Return, word for word, only the lines from the one containing "What's the underlying" through the last line of the entries.

Stored data:
|---|
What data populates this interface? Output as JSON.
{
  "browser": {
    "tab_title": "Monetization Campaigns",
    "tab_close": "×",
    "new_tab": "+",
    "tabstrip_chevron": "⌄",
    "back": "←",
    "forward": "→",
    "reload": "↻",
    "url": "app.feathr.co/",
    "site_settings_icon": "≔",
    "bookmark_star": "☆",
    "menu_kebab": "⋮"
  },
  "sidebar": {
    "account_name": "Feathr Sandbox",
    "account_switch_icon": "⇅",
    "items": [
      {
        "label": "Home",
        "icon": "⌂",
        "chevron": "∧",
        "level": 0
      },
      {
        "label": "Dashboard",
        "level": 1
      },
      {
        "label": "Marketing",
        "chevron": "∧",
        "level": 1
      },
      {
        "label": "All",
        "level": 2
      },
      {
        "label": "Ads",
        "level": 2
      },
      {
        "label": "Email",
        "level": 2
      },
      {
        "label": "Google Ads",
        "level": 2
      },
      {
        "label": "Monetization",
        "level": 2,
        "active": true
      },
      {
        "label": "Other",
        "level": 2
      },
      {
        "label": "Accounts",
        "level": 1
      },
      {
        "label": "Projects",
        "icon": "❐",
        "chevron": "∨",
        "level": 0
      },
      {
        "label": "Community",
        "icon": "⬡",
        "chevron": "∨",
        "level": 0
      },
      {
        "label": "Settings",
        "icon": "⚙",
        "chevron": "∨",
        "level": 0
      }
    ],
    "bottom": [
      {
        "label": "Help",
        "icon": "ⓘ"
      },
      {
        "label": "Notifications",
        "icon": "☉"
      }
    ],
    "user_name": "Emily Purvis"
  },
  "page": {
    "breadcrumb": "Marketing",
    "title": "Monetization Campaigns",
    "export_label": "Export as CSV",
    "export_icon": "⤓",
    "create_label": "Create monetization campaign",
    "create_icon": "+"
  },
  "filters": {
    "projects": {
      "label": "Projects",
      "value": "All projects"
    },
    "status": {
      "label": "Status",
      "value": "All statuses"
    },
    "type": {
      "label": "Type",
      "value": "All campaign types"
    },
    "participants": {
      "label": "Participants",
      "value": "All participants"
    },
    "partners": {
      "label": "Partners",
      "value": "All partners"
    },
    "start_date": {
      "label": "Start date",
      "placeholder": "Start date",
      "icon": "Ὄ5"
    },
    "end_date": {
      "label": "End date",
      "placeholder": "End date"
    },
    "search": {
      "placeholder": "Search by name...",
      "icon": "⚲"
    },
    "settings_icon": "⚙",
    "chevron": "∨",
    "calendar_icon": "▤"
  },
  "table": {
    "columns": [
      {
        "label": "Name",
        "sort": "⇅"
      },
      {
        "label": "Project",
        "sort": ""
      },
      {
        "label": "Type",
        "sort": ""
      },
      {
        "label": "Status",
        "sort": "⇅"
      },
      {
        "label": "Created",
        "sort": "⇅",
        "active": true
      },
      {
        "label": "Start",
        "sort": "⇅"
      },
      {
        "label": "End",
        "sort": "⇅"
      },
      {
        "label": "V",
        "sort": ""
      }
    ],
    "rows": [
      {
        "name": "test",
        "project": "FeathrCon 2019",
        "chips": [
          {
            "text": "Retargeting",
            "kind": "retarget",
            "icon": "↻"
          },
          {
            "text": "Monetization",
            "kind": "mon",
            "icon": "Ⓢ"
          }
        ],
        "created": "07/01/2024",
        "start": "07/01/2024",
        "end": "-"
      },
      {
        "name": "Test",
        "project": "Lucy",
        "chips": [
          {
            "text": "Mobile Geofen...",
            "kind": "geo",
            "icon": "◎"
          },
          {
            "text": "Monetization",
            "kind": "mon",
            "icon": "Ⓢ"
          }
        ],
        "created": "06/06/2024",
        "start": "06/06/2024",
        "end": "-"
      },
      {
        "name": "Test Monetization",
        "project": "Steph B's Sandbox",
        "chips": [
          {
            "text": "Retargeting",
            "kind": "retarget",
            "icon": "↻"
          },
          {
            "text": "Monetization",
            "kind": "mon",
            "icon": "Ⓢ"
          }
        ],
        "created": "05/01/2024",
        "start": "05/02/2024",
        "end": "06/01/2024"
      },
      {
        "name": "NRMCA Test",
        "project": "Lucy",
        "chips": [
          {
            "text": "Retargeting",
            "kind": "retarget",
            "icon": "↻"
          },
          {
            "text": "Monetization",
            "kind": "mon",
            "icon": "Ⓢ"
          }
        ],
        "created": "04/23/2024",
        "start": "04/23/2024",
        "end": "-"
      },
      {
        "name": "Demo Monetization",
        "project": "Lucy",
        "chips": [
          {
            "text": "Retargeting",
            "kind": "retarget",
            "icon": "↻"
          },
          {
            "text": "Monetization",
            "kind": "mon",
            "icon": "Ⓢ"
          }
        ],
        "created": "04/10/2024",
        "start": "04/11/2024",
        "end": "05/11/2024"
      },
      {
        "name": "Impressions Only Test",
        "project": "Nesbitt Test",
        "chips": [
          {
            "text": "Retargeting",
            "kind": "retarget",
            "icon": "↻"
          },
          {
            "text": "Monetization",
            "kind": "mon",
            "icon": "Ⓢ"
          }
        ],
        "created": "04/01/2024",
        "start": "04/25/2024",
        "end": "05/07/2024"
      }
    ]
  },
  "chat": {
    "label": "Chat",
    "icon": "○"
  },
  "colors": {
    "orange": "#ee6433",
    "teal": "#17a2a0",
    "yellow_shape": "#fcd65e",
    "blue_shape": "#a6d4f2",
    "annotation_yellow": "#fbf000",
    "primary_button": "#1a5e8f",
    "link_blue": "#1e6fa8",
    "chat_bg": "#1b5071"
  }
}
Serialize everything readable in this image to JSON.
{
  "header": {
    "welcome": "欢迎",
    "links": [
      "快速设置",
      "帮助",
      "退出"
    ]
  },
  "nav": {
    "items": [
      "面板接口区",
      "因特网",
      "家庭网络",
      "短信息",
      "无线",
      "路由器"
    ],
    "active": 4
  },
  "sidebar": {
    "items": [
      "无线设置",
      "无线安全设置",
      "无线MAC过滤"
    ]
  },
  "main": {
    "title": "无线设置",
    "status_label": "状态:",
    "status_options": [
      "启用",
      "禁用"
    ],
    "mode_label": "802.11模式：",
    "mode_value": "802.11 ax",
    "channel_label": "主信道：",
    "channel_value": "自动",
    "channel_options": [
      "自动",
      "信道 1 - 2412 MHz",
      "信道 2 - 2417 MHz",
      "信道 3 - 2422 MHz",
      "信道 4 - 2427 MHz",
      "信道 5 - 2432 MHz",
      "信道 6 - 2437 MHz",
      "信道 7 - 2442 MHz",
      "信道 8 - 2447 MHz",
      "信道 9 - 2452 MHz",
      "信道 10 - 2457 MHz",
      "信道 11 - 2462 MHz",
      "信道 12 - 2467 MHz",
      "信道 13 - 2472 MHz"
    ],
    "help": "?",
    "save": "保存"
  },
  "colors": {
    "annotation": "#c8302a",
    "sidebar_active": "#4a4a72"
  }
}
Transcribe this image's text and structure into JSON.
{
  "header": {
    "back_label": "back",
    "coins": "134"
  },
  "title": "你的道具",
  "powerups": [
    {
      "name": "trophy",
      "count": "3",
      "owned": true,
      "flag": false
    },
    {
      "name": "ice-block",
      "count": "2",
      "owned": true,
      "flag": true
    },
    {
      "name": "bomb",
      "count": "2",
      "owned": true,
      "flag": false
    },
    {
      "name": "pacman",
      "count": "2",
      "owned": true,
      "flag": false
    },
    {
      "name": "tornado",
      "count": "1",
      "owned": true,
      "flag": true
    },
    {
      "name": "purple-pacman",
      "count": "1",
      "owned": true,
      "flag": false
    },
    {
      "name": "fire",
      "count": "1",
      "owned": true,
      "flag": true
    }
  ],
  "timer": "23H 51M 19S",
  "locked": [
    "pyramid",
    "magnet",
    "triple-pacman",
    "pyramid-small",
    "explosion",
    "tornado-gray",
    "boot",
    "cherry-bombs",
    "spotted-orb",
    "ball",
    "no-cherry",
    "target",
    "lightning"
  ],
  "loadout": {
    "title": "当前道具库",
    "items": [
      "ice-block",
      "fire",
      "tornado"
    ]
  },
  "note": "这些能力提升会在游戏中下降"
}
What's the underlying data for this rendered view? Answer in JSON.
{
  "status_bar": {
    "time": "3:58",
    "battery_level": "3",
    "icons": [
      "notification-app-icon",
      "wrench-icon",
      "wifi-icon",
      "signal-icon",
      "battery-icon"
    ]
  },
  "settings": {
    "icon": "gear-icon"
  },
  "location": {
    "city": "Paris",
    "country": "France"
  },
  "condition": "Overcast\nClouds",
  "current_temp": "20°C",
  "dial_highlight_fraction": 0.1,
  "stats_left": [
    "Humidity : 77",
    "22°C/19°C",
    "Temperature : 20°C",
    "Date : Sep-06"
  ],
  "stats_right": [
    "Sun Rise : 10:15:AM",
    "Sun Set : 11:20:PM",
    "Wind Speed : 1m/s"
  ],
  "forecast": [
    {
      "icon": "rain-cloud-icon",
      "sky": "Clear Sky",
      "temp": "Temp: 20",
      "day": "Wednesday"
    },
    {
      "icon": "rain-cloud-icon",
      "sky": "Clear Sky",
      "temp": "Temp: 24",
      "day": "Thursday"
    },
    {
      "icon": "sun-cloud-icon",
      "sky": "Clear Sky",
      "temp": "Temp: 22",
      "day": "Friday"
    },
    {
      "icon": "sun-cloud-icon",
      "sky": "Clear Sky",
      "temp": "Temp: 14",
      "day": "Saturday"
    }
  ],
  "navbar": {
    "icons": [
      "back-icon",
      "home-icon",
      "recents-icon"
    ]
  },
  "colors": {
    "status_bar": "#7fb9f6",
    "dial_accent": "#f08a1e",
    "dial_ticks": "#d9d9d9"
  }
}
|---|
The response -
What's the underlying data for this rendered view? Answer in JSON.
{
  "status_bar": {
    "time": "3:58",
    "battery_level": "3",
    "icons": [
      "notification-app-icon",
      "wrench-icon",
      "wifi-icon",
      "signal-icon",
      "battery-icon"
    ]
  },
  "settings": {
    "icon": "gear-icon"
  },
  "location": {
    "city": "Paris",
    "country": "France"
  },
  "condition": "Overcast\nClouds",
  "current_temp": "20°C",
  "dial_highlight_fraction": 0.1,
  "stats_left": [
    "Humidity : 77",
    "22°C/19°C",
    "Temperature : 20°C",
    "Date : Sep-06"
  ],
  "stats_right": [
    "Sun Rise : 10:15:AM",
    "Sun Set : 11:20:PM",
    "Wind Speed : 1m/s"
  ],
  "forecast": [
    {
      "icon": "rain-cloud-icon",
      "sky": "Clear Sky",
      "temp": "Temp: 20",
      "day": "Wednesday"
    },
    {
      "icon": "rain-cloud-icon",
      "sky": "Clear Sky",
      "temp": "Temp: 24",
      "day": "Thursday"
    },
    {
      "icon": "sun-cloud-icon",
      "sky": "Clear Sky",
      "temp": "Temp: 22",
      "day": "Friday"
    },
    {
      "icon": "sun-cloud-icon",
      "sky": "Clear Sky",
      "temp": "Temp: 14",
      "day": "Saturday"
    }
  ],
  "navbar": {
    "icons": [
      "back-icon",
      "home-icon",
      "recents-icon"
    ]
  },
  "colors": {
    "status_bar": "#7fb9f6",
    "dial_accent": "#f08a1e",
    "dial_ticks": "#d9d9d9"
  }
}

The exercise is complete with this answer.